A contrarrevolução stalinista pavimentou o caminho com o sangue dos quadros que resistiram ao retrocesso. Como resultado de uma repressão impiedosa, os trotskistas e demais oposicionistas foram povoar as prisões do Estado[2]. A partir daí, essa nova casta ataca duramente a concepção e o programa original de Lenin e do Partido Bolchevique que havia encabeçado a revolução. E elabora uma teoria justificativa para impor uma orientação oposta à de Lenin, mas apresentada enganosamente em nome dele e do marxismo: O ‘socialismo em um só país’.

A burocracia impôs um retrocesso completo na questão da mulher, da família, da homossexualidade. O mesmo aconteceu com as nacionalidades oprimidas e incluiu a volta do velho “patriotismo russo” chauvinista e o antissemitismo, traços típicos do czarismo.

A ideia de Stalin de que a URSS, em forma isolada do resto do mundo já havia chegado ao socialismo, não só era utópica, como era reacionária. Sua outra cara era “a coexistência pacífica com o imperialismo”. Afinal, se era possível chegar ao socialismo em um só país isolado, não era necessário, ou pelo menos não era imperioso, ter como centro garantir todo apoio à Revolução mundial. Isso justificou que a URSS, conduzida por Stalin, chegasse a acordos contrarrevolucionários com os distintos imperialismos.

Desta forma, a URSS deixou de ser uma alavanca da revolução mundial, que era a única forma que tinha a própria URSS de chegar ao socialismo. Transformou-se, através da Terceira Internacional estalinizada, no principal obstáculo para a vitória da revolução internacional. O resultado foi que a URSS continuou isolada frente ao imperialismo e, depois, frente à ameaça direta do nazifascismo. Entre 1938-40, Stalin concretizou o vergonhoso Pacto com Hitler, que dividiu a Polônia entre ambos os governos que ocuparam, cada um, uma parte desse país. O pacto foi escrito com o sangue dos trabalhadores e do povo polonês.

A invasão nazista à URSS, em 1941, implicou uma ruptura unilateral, por parte de Hitler, desse pacto. O avanço alemão tomou Stalin e o alto mando soviético completamente despreparados, apesar de terem sido informados com antecedência, pela rede comunista de informações Orquestra Vermelha de Leopold Trepper, que o ataque nazista era iminente. Para agravar ainda mais a situação Stalin havia ordenado, em 1938, um expurgo que destruiu todo o grupo dirigente do Exército Vermelho e comprometeu gravemente a capacidade de defesa da URSS. Todo o alto comando com Tukhachevsky, Yakir, dirigentes do Exército Vermelho e heróis da guerra civil foram fuzilados em segredo. Esse expurgo levou à eliminação de 90% de todos os generais, 80% de todos os coronéis, e 30 mil dos oficiais de patentes mais baixas e deixou o Exército Vermelho seriamente enfraquecido às vésperas da 2ª Guerra Mundial. Frente a uma razia desta magnitude no Exército Vermelho, Hitler se sentiu encorajado a atacar a URSS.

● MATERIAL FORNECIDO
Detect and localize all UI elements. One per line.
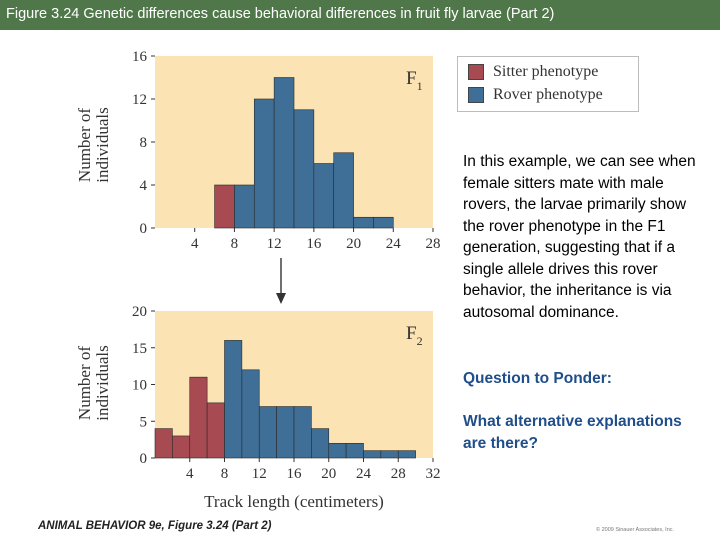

● O QUE FAZER
(a) No texto sobre o stalinismo, que rede informou com antecedência que o ataque nazista à URSS era iminente?
(b) Enumere as questões em que, segundo o texto sobre o stalinismo, a burocracia impôs um retrocesso completo.
(c) Reproduza todo o trecho do texto sobre o stalinismo que vai de "Desta forma, a" até "do povo polonês.".

● LISTA DE RESPOSTAS
(a) A rede comunista de informações Orquestra Vermelha, de Leopold Trepper.

(b) A questão da mulher, a da família e a da homossexualidade.

(c)
Desta forma, a URSS deixou de ser uma alavanca da revolução mundial, que era a única forma que tinha a própria URSS de chegar ao socialismo. Transformou-se, através da Terceira Internacional estalinizada, no principal obstáculo para a vitória da revolução internacional. O resultado foi que a URSS continuou isolada frente ao imperialismo e, depois, frente à ameaça direta do nazifascismo. Entre 1938-40, Stalin concretizou o vergonhoso Pacto com Hitler, que dividiu a Polônia entre ambos os governos que ocuparam, cada um, uma parte desse país. O pacto foi escrito com o sangue dos trabalhadores e do povo polonês.